**Problem requirements**
Reproduce the entire listing word for word.

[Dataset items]

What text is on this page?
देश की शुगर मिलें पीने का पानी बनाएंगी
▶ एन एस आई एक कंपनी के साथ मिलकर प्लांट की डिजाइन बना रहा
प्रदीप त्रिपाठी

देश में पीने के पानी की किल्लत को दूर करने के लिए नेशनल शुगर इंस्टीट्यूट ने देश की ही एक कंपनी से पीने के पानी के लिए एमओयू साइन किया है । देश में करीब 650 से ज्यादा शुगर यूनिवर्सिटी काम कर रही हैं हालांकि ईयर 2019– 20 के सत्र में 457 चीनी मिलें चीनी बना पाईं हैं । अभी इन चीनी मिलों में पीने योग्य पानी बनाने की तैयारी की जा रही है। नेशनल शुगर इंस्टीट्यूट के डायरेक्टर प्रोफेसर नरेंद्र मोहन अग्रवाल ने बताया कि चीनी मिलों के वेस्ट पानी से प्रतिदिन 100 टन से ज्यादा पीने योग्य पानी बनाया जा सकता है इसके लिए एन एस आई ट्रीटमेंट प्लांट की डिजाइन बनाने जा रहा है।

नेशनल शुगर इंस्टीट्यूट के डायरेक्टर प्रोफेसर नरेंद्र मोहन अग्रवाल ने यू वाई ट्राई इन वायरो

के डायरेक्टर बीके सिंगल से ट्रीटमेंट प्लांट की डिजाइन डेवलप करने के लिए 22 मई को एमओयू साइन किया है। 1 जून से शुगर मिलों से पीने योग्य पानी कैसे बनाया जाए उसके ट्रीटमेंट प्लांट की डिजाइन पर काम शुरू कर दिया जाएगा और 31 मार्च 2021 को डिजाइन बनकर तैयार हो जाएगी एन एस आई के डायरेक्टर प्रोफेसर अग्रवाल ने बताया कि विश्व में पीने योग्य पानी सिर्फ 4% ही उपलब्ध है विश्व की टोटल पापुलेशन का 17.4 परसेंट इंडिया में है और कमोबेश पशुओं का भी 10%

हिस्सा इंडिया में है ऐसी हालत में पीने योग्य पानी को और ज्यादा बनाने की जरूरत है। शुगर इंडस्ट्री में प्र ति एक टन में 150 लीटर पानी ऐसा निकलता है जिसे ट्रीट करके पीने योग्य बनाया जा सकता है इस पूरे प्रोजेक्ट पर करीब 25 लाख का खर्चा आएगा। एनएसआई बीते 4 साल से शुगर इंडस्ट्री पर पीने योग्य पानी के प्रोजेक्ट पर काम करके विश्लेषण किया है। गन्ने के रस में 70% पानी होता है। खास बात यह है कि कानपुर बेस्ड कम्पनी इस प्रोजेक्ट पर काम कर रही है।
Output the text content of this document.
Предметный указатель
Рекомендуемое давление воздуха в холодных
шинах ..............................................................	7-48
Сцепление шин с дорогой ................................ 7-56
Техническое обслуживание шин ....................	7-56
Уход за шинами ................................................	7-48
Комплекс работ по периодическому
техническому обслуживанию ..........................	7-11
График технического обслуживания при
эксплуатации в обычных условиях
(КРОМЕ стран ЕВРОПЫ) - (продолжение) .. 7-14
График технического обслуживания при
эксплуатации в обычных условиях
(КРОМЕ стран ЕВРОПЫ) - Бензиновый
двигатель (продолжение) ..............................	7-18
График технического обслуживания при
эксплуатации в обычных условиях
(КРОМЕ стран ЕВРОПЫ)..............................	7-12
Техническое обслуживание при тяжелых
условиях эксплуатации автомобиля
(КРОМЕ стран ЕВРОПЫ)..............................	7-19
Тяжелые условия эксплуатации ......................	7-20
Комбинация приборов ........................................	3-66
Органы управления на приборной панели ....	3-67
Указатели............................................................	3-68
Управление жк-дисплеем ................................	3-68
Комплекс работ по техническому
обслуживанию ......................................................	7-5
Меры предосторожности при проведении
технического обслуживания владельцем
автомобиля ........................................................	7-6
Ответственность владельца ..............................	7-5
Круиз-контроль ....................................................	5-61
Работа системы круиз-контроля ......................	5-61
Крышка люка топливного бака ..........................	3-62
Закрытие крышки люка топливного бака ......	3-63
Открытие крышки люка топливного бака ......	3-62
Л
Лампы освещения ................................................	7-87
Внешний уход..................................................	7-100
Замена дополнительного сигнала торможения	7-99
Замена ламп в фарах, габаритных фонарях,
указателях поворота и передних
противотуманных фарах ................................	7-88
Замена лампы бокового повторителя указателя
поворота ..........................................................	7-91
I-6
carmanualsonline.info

**Exercise response**
What text is on this page?
देश की शुगर मिलें पीने का पानी बनाएंगी
▶ एन एस आई एक कंपनी के साथ मिलकर प्लांट की डिजाइन बना रहा
प्रदीप त्रिपाठी

देश में पीने के पानी की किल्लत को दूर करने के लिए नेशनल शुगर इंस्टीट्यूट ने देश की ही एक कंपनी से पीने के पानी के लिए एमओयू साइन किया है । देश में करीब 650 से ज्यादा शुगर यूनिवर्सिटी काम कर रही हैं हालांकि ईयर 2019– 20 के सत्र में 457 चीनी मिलें चीनी बना पाईं हैं । अभी इन चीनी मिलों में पीने योग्य पानी बनाने की तैयारी की जा रही है। नेशनल शुगर इंस्टीट्यूट के डायरेक्टर प्रोफेसर नरेंद्र मोहन अग्रवाल ने बताया कि चीनी मिलों के वेस्ट पानी से प्रतिदिन 100 टन से ज्यादा पीने योग्य पानी बनाया जा सकता है इसके लिए एन एस आई ट्रीटमेंट प्लांट की डिजाइन बनाने जा रहा है।

नेशनल शुगर इंस्टीट्यूट के डायरेक्टर प्रोफेसर नरेंद्र मोहन अग्रवाल ने यू वाई ट्राई इन वायरो

के डायरेक्टर बीके सिंगल से ट्रीटमेंट प्लांट की डिजाइन डेवलप करने के लिए 22 मई को एमओयू साइन किया है। 1 जून से शुगर मिलों से पीने योग्य पानी कैसे बनाया जाए उसके ट्रीटमेंट प्लांट की डिजाइन पर काम शुरू कर दिया जाएगा और 31 मार्च 2021 को डिजाइन बनकर तैयार हो जाएगी एन एस आई के डायरेक्टर प्रोफेसर अग्रवाल ने बताया कि विश्व में पीने योग्य पानी सिर्फ 4% ही उपलब्ध है विश्व की टोटल पापुलेशन का 17.4 परसेंट इंडिया में है और कमोबेश पशुओं का भी 10%

हिस्सा इंडिया में है ऐसी हालत में पीने योग्य पानी को और ज्यादा बनाने की जरूरत है। शुगर इंडस्ट्री में प्र ति एक टन में 150 लीटर पानी ऐसा निकलता है जिसे ट्रीट करके पीने योग्य बनाया जा सकता है इस पूरे प्रोजेक्ट पर करीब 25 लाख का खर्चा आएगा। एनएसआई बीते 4 साल से शुगर इंडस्ट्री पर पीने योग्य पानी के प्रोजेक्ट पर काम करके विश्लेषण किया है। गन्ने के रस में 70% पानी होता है। खास बात यह है कि कानपुर बेस्ड कम्पनी इस प्रोजेक्ट पर काम कर रही है।
Output the text content of this document.
Предметный указатель
Рекомендуемое давление воздуха в холодных
шинах ..............................................................	7-48
Сцепление шин с дорогой ................................ 7-56
Техническое обслуживание шин ....................	7-56
Уход за шинами ................................................	7-48
Комплекс работ по периодическому
техническому обслуживанию ..........................	7-11
График технического обслуживания при
эксплуатации в обычных условиях
(КРОМЕ стран ЕВРОПЫ) - (продолжение) .. 7-14
График технического обслуживания при
эксплуатации в обычных условиях
(КРОМЕ стран ЕВРОПЫ) - Бензиновый
двигатель (продолжение) ..............................	7-18
График технического обслуживания при
эксплуатации в обычных условиях
(КРОМЕ стран ЕВРОПЫ)..............................	7-12
Техническое обслуживание при тяжелых
условиях эксплуатации автомобиля
(КРОМЕ стран ЕВРОПЫ)..............................	7-19
Тяжелые условия эксплуатации ......................	7-20
Комбинация приборов ........................................	3-66
Органы управления на приборной панели ....	3-67
Указатели............................................................	3-68
Управление жк-дисплеем ................................	3-68
Комплекс работ по техническому
обслуживанию ......................................................	7-5
Меры предосторожности при проведении
технического обслуживания владельцем
автомобиля ........................................................	7-6
Ответственность владельца ..............................	7-5
Круиз-контроль ....................................................	5-61
Работа системы круиз-контроля ......................	5-61
Крышка люка топливного бака ..........................	3-62
Закрытие крышки люка топливного бака ......	3-63
Открытие крышки люка топливного бака ......	3-62
Л
Лампы освещения ................................................	7-87
Внешний уход..................................................	7-100
Замена дополнительного сигнала торможения	7-99
Замена ламп в фарах, габаритных фонарях,
указателях поворота и передних
противотуманных фарах ................................	7-88
Замена лампы бокового повторителя указателя
поворота ..........................................................	7-91
I-6
carmanualsonline.info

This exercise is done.